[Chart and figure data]
** Begin **

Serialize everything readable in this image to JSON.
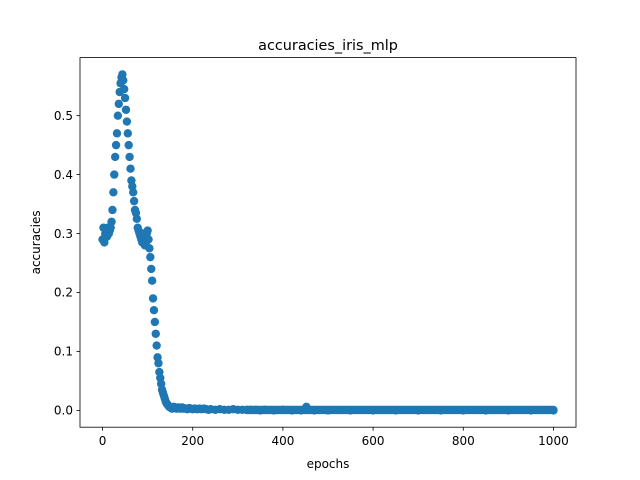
{
  "chart_data": {
    "type": "scatter",
    "title": "accuracies_iris_mlp",
    "xlabel": "epochs",
    "ylabel": "accuracies",
    "xlim": [
      -50,
      1050
    ],
    "ylim": [
      -0.0285,
      0.5985
    ],
    "xticks": [
      0,
      200,
      400,
      600,
      800,
      1000
    ],
    "xtick_labels": [
      "0",
      "200",
      "400",
      "600",
      "800",
      "1000"
    ],
    "yticks": [
      0.0,
      0.1,
      0.2,
      0.3,
      0.4,
      0.5
    ],
    "ytick_labels": [
      "0.0",
      "0.1",
      "0.2",
      "0.3",
      "0.4",
      "0.5"
    ],
    "grid": false,
    "legend": "none",
    "point_color": "#1f77b4",
    "series": [
      {
        "x": [
          0,
          2,
          4,
          6,
          8,
          10,
          12,
          14,
          16,
          18,
          20,
          22,
          24,
          26,
          28,
          30,
          32,
          34,
          36,
          38,
          40,
          42,
          44,
          46,
          48,
          50,
          52,
          54,
          56,
          58,
          60,
          62,
          64,
          66,
          68,
          70,
          72,
          74,
          76,
          78,
          80,
          82,
          84,
          86,
          88,
          90,
          92,
          94,
          96,
          98,
          100,
          102,
          104,
          106,
          108,
          110,
          112,
          114,
          116,
          118,
          120,
          122,
          124,
          126,
          128,
          130,
          132,
          134,
          136,
          138,
          140,
          142,
          144,
          146,
          148,
          150,
          152,
          154,
          156,
          158,
          160,
          162,
          164,
          166,
          168,
          170,
          172,
          174,
          176,
          178,
          180,
          184,
          188,
          192,
          196,
          200,
          205,
          210,
          215,
          220,
          225,
          230,
          235,
          240,
          250,
          260,
          270,
          280,
          290,
          300,
          310,
          320,
          330,
          340,
          350,
          360,
          380,
          400,
          420,
          440,
          452,
          470,
          500,
          550,
          600,
          650,
          700,
          750,
          800,
          850,
          900,
          950,
          1000
        ],
        "y": [
          0.29,
          0.31,
          0.285,
          0.3,
          0.305,
          0.295,
          0.31,
          0.3,
          0.305,
          0.31,
          0.32,
          0.34,
          0.37,
          0.4,
          0.43,
          0.45,
          0.47,
          0.5,
          0.52,
          0.54,
          0.555,
          0.565,
          0.57,
          0.56,
          0.545,
          0.53,
          0.51,
          0.49,
          0.47,
          0.45,
          0.43,
          0.41,
          0.39,
          0.38,
          0.37,
          0.355,
          0.34,
          0.335,
          0.325,
          0.31,
          0.305,
          0.3,
          0.295,
          0.29,
          0.285,
          0.3,
          0.295,
          0.28,
          0.285,
          0.3,
          0.305,
          0.29,
          0.275,
          0.26,
          0.24,
          0.22,
          0.19,
          0.17,
          0.15,
          0.13,
          0.11,
          0.09,
          0.08,
          0.065,
          0.055,
          0.045,
          0.035,
          0.03,
          0.025,
          0.02,
          0.015,
          0.012,
          0.01,
          0.008,
          0.006,
          0.005,
          0.004,
          0.003,
          0.005,
          0.006,
          0.004,
          0.005,
          0.003,
          0.004,
          0.005,
          0.004,
          0.003,
          0.004,
          0.005,
          0.003,
          0.004,
          0.003,
          0.002,
          0.004,
          0.003,
          0.002,
          0.003,
          0.002,
          0.003,
          0.002,
          0.003,
          0.002,
          0.001,
          0.002,
          0.001,
          0.002,
          0.001,
          0.001,
          0.002,
          0.001,
          0.001,
          0.001,
          0.001,
          0.001,
          0.0,
          0.001,
          0.0,
          0.001,
          0.0,
          0.0,
          0.006,
          0.0,
          0.0,
          0.0,
          0.0,
          0.0,
          0.0,
          0.0,
          0.0,
          0.0,
          0.0,
          0.0,
          0.0
        ]
      }
    ]
  }
}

** End **

Given task:
Go through the listing above and write it all out exactly, leaving out any picture.

Answer to this exercise:
Serialize everything readable in this image to JSON.
{
  "chart_data": {
    "type": "scatter",
    "title": "accuracies_iris_mlp",
    "xlabel": "epochs",
    "ylabel": "accuracies",
    "xlim": [
      -50,
      1050
    ],
    "ylim": [
      -0.0285,
      0.5985
    ],
    "xticks": [
      0,
      200,
      400,
      600,
      800,
      1000
    ],
    "xtick_labels": [
      "0",
      "200",
      "400",
      "600",
      "800",
      "1000"
    ],
    "yticks": [
      0.0,
      0.1,
      0.2,
      0.3,
      0.4,
      0.5
    ],
    "ytick_labels": [
      "0.0",
      "0.1",
      "0.2",
      "0.3",
      "0.4",
      "0.5"
    ],
    "grid": false,
    "legend": "none",
    "point_color": "#1f77b4",
    "series": [
      {
        "x": [
          0,
          2,
          4,
          6,
          8,
          10,
          12,
          14,
          16,
          18,
          20,
          22,
          24,
          26,
          28,
          30,
          32,
          34,
          36,
          38,
          40,
          42,
          44,
          46,
          48,
          50,
          52,
          54,
          56,
          58,
          60,
          62,
          64,
          66,
          68,
          70,
          72,
          74,
          76,
          78,
          80,
          82,
          84,
          86,
          88,
          90,
          92,
          94,
          96,
          98,
          100,
          102,
          104,
          106,
          108,
          110,
          112,
          114,
          116,
          118,
          120,
          122,
          124,
          126,
          128,
          130,
          132,
          134,
          136,
          138,
          140,
          142,
          144,
          146,
          148,
          150,
          152,
          154,
          156,
          158,
          160,
          162,
          164,
          166,
          168,
          170,
          172,
          174,
          176,
          178,
          180,
          184,
          188,
          192,
          196,
          200,
          205,
          210,
          215,
          220,
          225,
          230,
          235,
          240,
          250,
          260,
          270,
          280,
          290,
          300,
          310,
          320,
          330,
          340,
          350,
          360,
          380,
          400,
          420,
          440,
          452,
          470,
          500,
          550,
          600,
          650,
          700,
          750,
          800,
          850,
          900,
          950,
          1000
        ],
        "y": [
          0.29,
          0.31,
          0.285,
          0.3,
          0.305,
          0.295,
          0.31,
          0.3,
          0.305,
          0.31,
          0.32,
          0.34,
          0.37,
          0.4,
          0.43,
          0.45,
          0.47,
          0.5,
          0.52,
          0.54,
          0.555,
          0.565,
          0.57,
          0.56,
          0.545,
          0.53,
          0.51,
          0.49,
          0.47,
          0.45,
          0.43,
          0.41,
          0.39,
          0.38,
          0.37,
          0.355,
          0.34,
          0.335,
          0.325,
          0.31,
          0.305,
          0.3,
          0.295,
          0.29,
          0.285,
          0.3,
          0.295,
          0.28,
          0.285,
          0.3,
          0.305,
          0.29,
          0.275,
          0.26,
          0.24,
          0.22,
          0.19,
          0.17,
          0.15,
          0.13,
          0.11,
          0.09,
          0.08,
          0.065,
          0.055,
          0.045,
          0.035,
          0.03,
          0.025,
          0.02,
          0.015,
          0.012,
          0.01,
          0.008,
          0.006,
          0.005,
          0.004,
          0.003,
          0.005,
          0.006,
          0.004,
          0.005,
          0.003,
          0.004,
          0.005,
          0.004,
          0.003,
          0.004,
          0.005,
          0.003,
          0.004,
          0.003,
          0.002,
          0.004,
          0.003,
          0.002,
          0.003,
          0.002,
          0.003,
          0.002,
          0.003,
          0.002,
          0.001,
          0.002,
          0.001,
          0.002,
          0.001,
          0.001,
          0.002,
          0.001,
          0.001,
          0.001,
          0.001,
          0.001,
          0.0,
          0.001,
          0.0,
          0.001,
          0.0,
          0.0,
          0.006,
          0.0,
          0.0,
          0.0,
          0.0,
          0.0,
          0.0,
          0.0,
          0.0,
          0.0,
          0.0,
          0.0,
          0.0
        ]
      }
    ]
  }
}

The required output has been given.